**Given instruction**.
Your task is to transcribe the data in full.
/---
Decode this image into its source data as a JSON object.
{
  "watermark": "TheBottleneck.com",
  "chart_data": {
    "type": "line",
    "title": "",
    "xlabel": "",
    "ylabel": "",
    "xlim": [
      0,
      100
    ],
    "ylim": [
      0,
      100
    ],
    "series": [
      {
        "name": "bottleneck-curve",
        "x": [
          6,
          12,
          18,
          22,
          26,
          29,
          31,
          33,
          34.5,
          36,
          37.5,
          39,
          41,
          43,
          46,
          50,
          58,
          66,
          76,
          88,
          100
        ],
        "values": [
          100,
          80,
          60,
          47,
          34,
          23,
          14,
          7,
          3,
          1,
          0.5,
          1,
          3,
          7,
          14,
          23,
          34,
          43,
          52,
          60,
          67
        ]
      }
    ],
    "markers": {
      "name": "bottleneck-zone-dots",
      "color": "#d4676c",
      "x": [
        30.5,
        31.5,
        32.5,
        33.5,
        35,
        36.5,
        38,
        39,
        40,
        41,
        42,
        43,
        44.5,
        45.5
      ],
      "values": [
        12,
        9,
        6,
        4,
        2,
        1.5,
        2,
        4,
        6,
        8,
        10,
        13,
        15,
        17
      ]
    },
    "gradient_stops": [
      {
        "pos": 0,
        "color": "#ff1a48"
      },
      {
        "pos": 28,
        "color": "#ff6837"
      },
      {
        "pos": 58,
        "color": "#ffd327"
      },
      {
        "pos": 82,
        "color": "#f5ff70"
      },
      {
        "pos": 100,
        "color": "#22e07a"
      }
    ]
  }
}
\---
**Result**.
Decode this image into its source data as a JSON object.
{
  "watermark": "TheBottleneck.com",
  "chart_data": {
    "type": "line",
    "title": "",
    "xlabel": "",
    "ylabel": "",
    "xlim": [
      0,
      100
    ],
    "ylim": [
      0,
      100
    ],
    "series": [
      {
        "name": "bottleneck-curve",
        "x": [
          6,
          12,
          18,
          22,
          26,
          29,
          31,
          33,
          34.5,
          36,
          37.5,
          39,
          41,
          43,
          46,
          50,
          58,
          66,
          76,
          88,
          100
        ],
        "values": [
          100,
          80,
          60,
          47,
          34,
          23,
          14,
          7,
          3,
          1,
          0.5,
          1,
          3,
          7,
          14,
          23,
          34,
          43,
          52,
          60,
          67
        ]
      }
    ],
    "markers": {
      "name": "bottleneck-zone-dots",
      "color": "#d4676c",
      "x": [
        30.5,
        31.5,
        32.5,
        33.5,
        35,
        36.5,
        38,
        39,
        40,
        41,
        42,
        43,
        44.5,
        45.5
      ],
      "values": [
        12,
        9,
        6,
        4,
        2,
        1.5,
        2,
        4,
        6,
        8,
        10,
        13,
        15,
        17
      ]
    },
    "gradient_stops": [
      {
        "pos": 0,
        "color": "#ff1a48"
      },
      {
        "pos": 28,
        "color": "#ff6837"
      },
      {
        "pos": 58,
        "color": "#ffd327"
      },
      {
        "pos": 82,
        "color": "#f5ff70"
      },
      {
        "pos": 100,
        "color": "#22e07a"
      }
    ]
  }
}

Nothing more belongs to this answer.